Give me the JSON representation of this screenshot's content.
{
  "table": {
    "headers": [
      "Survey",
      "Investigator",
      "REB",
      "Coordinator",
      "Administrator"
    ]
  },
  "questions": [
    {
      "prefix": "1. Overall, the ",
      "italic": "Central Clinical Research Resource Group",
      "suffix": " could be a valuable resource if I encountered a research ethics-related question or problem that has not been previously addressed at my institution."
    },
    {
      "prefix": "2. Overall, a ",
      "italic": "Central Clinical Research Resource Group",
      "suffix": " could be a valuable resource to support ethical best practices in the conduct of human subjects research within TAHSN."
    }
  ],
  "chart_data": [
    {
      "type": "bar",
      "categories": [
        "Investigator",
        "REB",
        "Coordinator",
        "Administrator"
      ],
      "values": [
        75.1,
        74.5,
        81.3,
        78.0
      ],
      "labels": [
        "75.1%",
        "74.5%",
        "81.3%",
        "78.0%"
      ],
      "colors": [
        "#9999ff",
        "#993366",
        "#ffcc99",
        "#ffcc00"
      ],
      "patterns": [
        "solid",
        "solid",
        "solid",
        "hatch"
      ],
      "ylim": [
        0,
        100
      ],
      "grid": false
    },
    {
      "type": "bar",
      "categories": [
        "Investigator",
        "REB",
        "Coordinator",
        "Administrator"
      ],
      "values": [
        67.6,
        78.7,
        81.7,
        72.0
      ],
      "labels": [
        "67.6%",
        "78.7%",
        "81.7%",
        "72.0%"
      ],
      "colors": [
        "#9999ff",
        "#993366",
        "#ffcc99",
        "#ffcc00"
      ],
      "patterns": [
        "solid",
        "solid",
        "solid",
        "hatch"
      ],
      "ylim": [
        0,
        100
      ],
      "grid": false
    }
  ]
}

▶ _What is being asked_
Set down every record above exactly as given.

▶ _Problem solution_
Give me the JSON representation of this screenshot's content.
{
  "table": {
    "headers": [
      "Survey",
      "Investigator",
      "REB",
      "Coordinator",
      "Administrator"
    ]
  },
  "questions": [
    {
      "prefix": "1. Overall, the ",
      "italic": "Central Clinical Research Resource Group",
      "suffix": " could be a valuable resource if I encountered a research ethics-related question or problem that has not been previously addressed at my institution."
    },
    {
      "prefix": "2. Overall, a ",
      "italic": "Central Clinical Research Resource Group",
      "suffix": " could be a valuable resource to support ethical best practices in the conduct of human subjects research within TAHSN."
    }
  ],
  "chart_data": [
    {
      "type": "bar",
      "categories": [
        "Investigator",
        "REB",
        "Coordinator",
        "Administrator"
      ],
      "values": [
        75.1,
        74.5,
        81.3,
        78.0
      ],
      "labels": [
        "75.1%",
        "74.5%",
        "81.3%",
        "78.0%"
      ],
      "colors": [
        "#9999ff",
        "#993366",
        "#ffcc99",
        "#ffcc00"
      ],
      "patterns": [
        "solid",
        "solid",
        "solid",
        "hatch"
      ],
      "ylim": [
        0,
        100
      ],
      "grid": false
    },
    {
      "type": "bar",
      "categories": [
        "Investigator",
        "REB",
        "Coordinator",
        "Administrator"
      ],
      "values": [
        67.6,
        78.7,
        81.7,
        72.0
      ],
      "labels": [
        "67.6%",
        "78.7%",
        "81.7%",
        "72.0%"
      ],
      "colors": [
        "#9999ff",
        "#993366",
        "#ffcc99",
        "#ffcc00"
      ],
      "patterns": [
        "solid",
        "solid",
        "solid",
        "hatch"
      ],
      "ylim": [
        0,
        100
      ],
      "grid": false
    }
  ]
}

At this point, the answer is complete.